> [Your task]:
Output the material beneath this task exactly, images excluded.

Stored data entries:
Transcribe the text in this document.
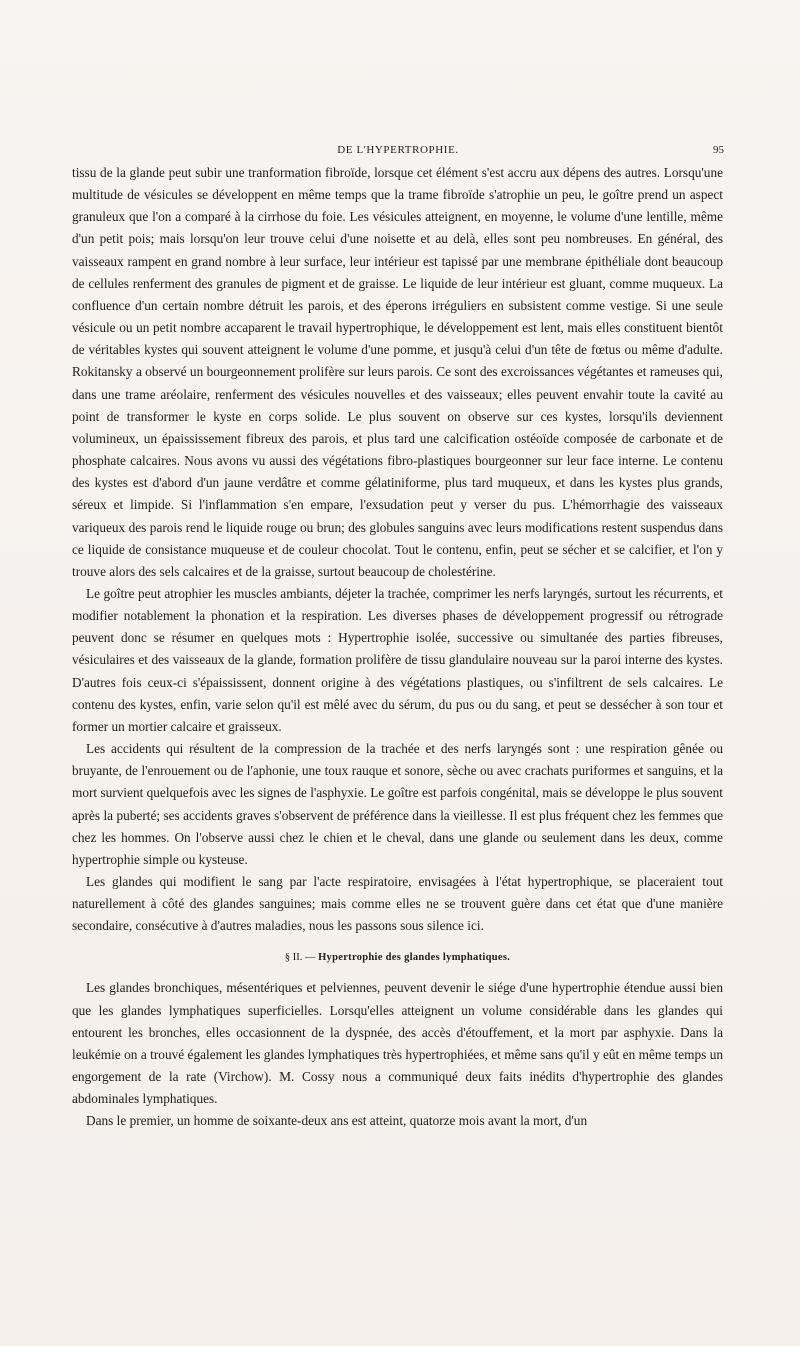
DE L'HYPERTROPHIE.	95

tissu de la glande peut subir une tranformation fibroïde, lorsque cet élément s'est accru aux dépens des autres. Lorsqu'une multitude de vésicules se développent en même temps que la trame fibroïde s'atrophie un peu, le goître prend un aspect granuleux que l'on a comparé à la cirrhose du foie. Les vésicules atteignent, en moyenne, le volume d'une lentille, même d'un petit pois; mais lorsqu'on leur trouve celui d'une noisette et au delà, elles sont peu nombreuses. En général, des vaisseaux rampent en grand nombre à leur surface, leur intérieur est tapissé par une membrane épithéliale dont beaucoup de cellules renferment des granules de pigment et de graisse. Le liquide de leur intérieur est gluant, comme muqueux. La confluence d'un certain nombre détruit les parois, et des éperons irréguliers en subsistent comme vestige. Si une seule vésicule ou un petit nombre accaparent le travail hypertrophique, le développement est lent, mais elles constituent bientôt de véritables kystes qui souvent atteignent le volume d'une pomme, et jusqu'à celui d'un tête de fœtus ou même d'adulte. Rokitansky a observé un bourgeonnement prolifère sur leurs parois. Ce sont des excroissances végétantes et rameuses qui, dans une trame aréolaire, renferment des vésicules nouvelles et des vaisseaux; elles peuvent envahir toute la cavité au point de transformer le kyste en corps solide. Le plus souvent on observe sur ces kystes, lorsqu'ils deviennent volumineux, un épaississement fibreux des parois, et plus tard une calcification ostéoïde composée de carbonate et de phosphate calcaires. Nous avons vu aussi des végétations fibro-plastiques bourgeonner sur leur face interne. Le contenu des kystes est d'abord d'un jaune verdâtre et comme gélatiniforme, plus tard muqueux, et dans les kystes plus grands, séreux et limpide. Si l'inflammation s'en empare, l'exsudation peut y verser du pus. L'hémorrhagie des vaisseaux variqueux des parois rend le liquide rouge ou brun; des globules sanguins avec leurs modifications restent suspendus dans ce liquide de consistance muqueuse et de couleur chocolat. Tout le contenu, enfin, peut se sécher et se calcifier, et l'on y trouve alors des sels calcaires et de la graisse, surtout beaucoup de cholestérine.

Le goître peut atrophier les muscles ambiants, déjeter la trachée, comprimer les nerfs laryngés, surtout les récurrents, et modifier notablement la phonation et la respiration. Les diverses phases de développement progressif ou rétrograde peuvent donc se résumer en quelques mots : Hypertrophie isolée, successive ou simultanée des parties fibreuses, vésiculaires et des vaisseaux de la glande, formation prolifère de tissu glandulaire nouveau sur la paroi interne des kystes. D'autres fois ceux-ci s'épaississent, donnent origine à des végétations plastiques, ou s'infiltrent de sels calcaires. Le contenu des kystes, enfin, varie selon qu'il est mêlé avec du sérum, du pus ou du sang, et peut se dessécher à son tour et former un mortier calcaire et graisseux.

Les accidents qui résultent de la compression de la trachée et des nerfs laryngés sont : une respiration gênée ou bruyante, de l'enrouement ou de l'aphonie, une toux rauque et sonore, sèche ou avec crachats puriformes et sanguins, et la mort survient quelquefois avec les signes de l'asphyxie. Le goître est parfois congénital, mais se développe le plus souvent après la puberté; ses accidents graves s'observent de préférence dans la vieillesse. Il est plus fréquent chez les femmes que chez les hommes. On l'observe aussi chez le chien et le cheval, dans une glande ou seulement dans les deux, comme hypertrophie simple ou kysteuse.

Les glandes qui modifient le sang par l'acte respiratoire, envisagées à l'état hypertrophique, se placeraient tout naturellement à côté des glandes sanguines; mais comme elles ne se trouvent guère dans cet état que d'une manière secondaire, consécutive à d'autres maladies, nous les passons sous silence ici.

§ II. — Hypertrophie des glandes lymphatiques.

Les glandes bronchiques, mésentériques et pelviennes, peuvent devenir le siége d'une hypertrophie étendue aussi bien que les glandes lymphatiques superficielles. Lorsqu'elles atteignent un volume considérable dans les glandes qui entourent les bronches, elles occasionnent de la dyspnée, des accès d'étouffement, et la mort par asphyxie. Dans la leukémie on a trouvé également les glandes lymphatiques très hypertrophiées, et même sans qu'il y eût en même temps un engorgement de la rate (Virchow). M. Cossy nous a communiqué deux faits inédits d'hypertrophie des glandes abdominales lymphatiques.

Dans le premier, un homme de soixante-deux ans est atteint, quatorze mois avant la mort, d'un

> [Answer to the exercise]:
Transcribe the text in this document.
DE L'HYPERTROPHIE.	95

tissu de la glande peut subir une tranformation fibroïde, lorsque cet élément s'est accru aux dépens des autres. Lorsqu'une multitude de vésicules se développent en même temps que la trame fibroïde s'atrophie un peu, le goître prend un aspect granuleux que l'on a comparé à la cirrhose du foie. Les vésicules atteignent, en moyenne, le volume d'une lentille, même d'un petit pois; mais lorsqu'on leur trouve celui d'une noisette et au delà, elles sont peu nombreuses. En général, des vaisseaux rampent en grand nombre à leur surface, leur intérieur est tapissé par une membrane épithéliale dont beaucoup de cellules renferment des granules de pigment et de graisse. Le liquide de leur intérieur est gluant, comme muqueux. La confluence d'un certain nombre détruit les parois, et des éperons irréguliers en subsistent comme vestige. Si une seule vésicule ou un petit nombre accaparent le travail hypertrophique, le développement est lent, mais elles constituent bientôt de véritables kystes qui souvent atteignent le volume d'une pomme, et jusqu'à celui d'un tête de fœtus ou même d'adulte. Rokitansky a observé un bourgeonnement prolifère sur leurs parois. Ce sont des excroissances végétantes et rameuses qui, dans une trame aréolaire, renferment des vésicules nouvelles et des vaisseaux; elles peuvent envahir toute la cavité au point de transformer le kyste en corps solide. Le plus souvent on observe sur ces kystes, lorsqu'ils deviennent volumineux, un épaississement fibreux des parois, et plus tard une calcification ostéoïde composée de carbonate et de phosphate calcaires. Nous avons vu aussi des végétations fibro-plastiques bourgeonner sur leur face interne. Le contenu des kystes est d'abord d'un jaune verdâtre et comme gélatiniforme, plus tard muqueux, et dans les kystes plus grands, séreux et limpide. Si l'inflammation s'en empare, l'exsudation peut y verser du pus. L'hémorrhagie des vaisseaux variqueux des parois rend le liquide rouge ou brun; des globules sanguins avec leurs modifications restent suspendus dans ce liquide de consistance muqueuse et de couleur chocolat. Tout le contenu, enfin, peut se sécher et se calcifier, et l'on y trouve alors des sels calcaires et de la graisse, surtout beaucoup de cholestérine.

Le goître peut atrophier les muscles ambiants, déjeter la trachée, comprimer les nerfs laryngés, surtout les récurrents, et modifier notablement la phonation et la respiration. Les diverses phases de développement progressif ou rétrograde peuvent donc se résumer en quelques mots : Hypertrophie isolée, successive ou simultanée des parties fibreuses, vésiculaires et des vaisseaux de la glande, formation prolifère de tissu glandulaire nouveau sur la paroi interne des kystes. D'autres fois ceux-ci s'épaississent, donnent origine à des végétations plastiques, ou s'infiltrent de sels calcaires. Le contenu des kystes, enfin, varie selon qu'il est mêlé avec du sérum, du pus ou du sang, et peut se dessécher à son tour et former un mortier calcaire et graisseux.

Les accidents qui résultent de la compression de la trachée et des nerfs laryngés sont : une respiration gênée ou bruyante, de l'enrouement ou de l'aphonie, une toux rauque et sonore, sèche ou avec crachats puriformes et sanguins, et la mort survient quelquefois avec les signes de l'asphyxie. Le goître est parfois congénital, mais se développe le plus souvent après la puberté; ses accidents graves s'observent de préférence dans la vieillesse. Il est plus fréquent chez les femmes que chez les hommes. On l'observe aussi chez le chien et le cheval, dans une glande ou seulement dans les deux, comme hypertrophie simple ou kysteuse.

Les glandes qui modifient le sang par l'acte respiratoire, envisagées à l'état hypertrophique, se placeraient tout naturellement à côté des glandes sanguines; mais comme elles ne se trouvent guère dans cet état que d'une manière secondaire, consécutive à d'autres maladies, nous les passons sous silence ici.

§ II. — Hypertrophie des glandes lymphatiques.

Les glandes bronchiques, mésentériques et pelviennes, peuvent devenir le siége d'une hypertrophie étendue aussi bien que les glandes lymphatiques superficielles. Lorsqu'elles atteignent un volume considérable dans les glandes qui entourent les bronches, elles occasionnent de la dyspnée, des accès d'étouffement, et la mort par asphyxie. Dans la leukémie on a trouvé également les glandes lymphatiques très hypertrophiées, et même sans qu'il y eût en même temps un engorgement de la rate (Virchow). M. Cossy nous a communiqué deux faits inédits d'hypertrophie des glandes abdominales lymphatiques.

Dans le premier, un homme de soixante-deux ans est atteint, quatorze mois avant la mort, d'un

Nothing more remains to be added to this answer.